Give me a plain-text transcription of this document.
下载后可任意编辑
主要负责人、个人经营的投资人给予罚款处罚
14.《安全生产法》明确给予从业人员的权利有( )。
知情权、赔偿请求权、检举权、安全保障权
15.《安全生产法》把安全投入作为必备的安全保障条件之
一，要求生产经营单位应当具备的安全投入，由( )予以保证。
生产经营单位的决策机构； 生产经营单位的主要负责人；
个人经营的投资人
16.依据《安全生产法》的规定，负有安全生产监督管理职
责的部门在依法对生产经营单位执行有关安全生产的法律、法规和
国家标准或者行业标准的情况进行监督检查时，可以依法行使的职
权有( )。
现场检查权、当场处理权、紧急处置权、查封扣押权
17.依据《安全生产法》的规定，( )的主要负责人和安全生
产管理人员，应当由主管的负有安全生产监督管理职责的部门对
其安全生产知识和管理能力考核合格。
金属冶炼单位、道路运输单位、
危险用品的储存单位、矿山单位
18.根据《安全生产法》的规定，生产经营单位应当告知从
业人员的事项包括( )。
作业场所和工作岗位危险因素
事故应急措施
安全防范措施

## Your instructions
Type out the full listing again, exactly as given.

## Response to this exercise
Give me a plain-text transcription of this document.
下载后可任意编辑
主要负责人、个人经营的投资人给予罚款处罚
14.《安全生产法》明确给予从业人员的权利有( )。
知情权、赔偿请求权、检举权、安全保障权
15.《安全生产法》把安全投入作为必备的安全保障条件之
一，要求生产经营单位应当具备的安全投入，由( )予以保证。
生产经营单位的决策机构； 生产经营单位的主要负责人；
个人经营的投资人
16.依据《安全生产法》的规定，负有安全生产监督管理职
责的部门在依法对生产经营单位执行有关安全生产的法律、法规和
国家标准或者行业标准的情况进行监督检查时，可以依法行使的职
权有( )。
现场检查权、当场处理权、紧急处置权、查封扣押权
17.依据《安全生产法》的规定，( )的主要负责人和安全生
产管理人员，应当由主管的负有安全生产监督管理职责的部门对
其安全生产知识和管理能力考核合格。
金属冶炼单位、道路运输单位、
危险用品的储存单位、矿山单位
18.根据《安全生产法》的规定，生产经营单位应当告知从
业人员的事项包括( )。
作业场所和工作岗位危险因素
事故应急措施
安全防范措施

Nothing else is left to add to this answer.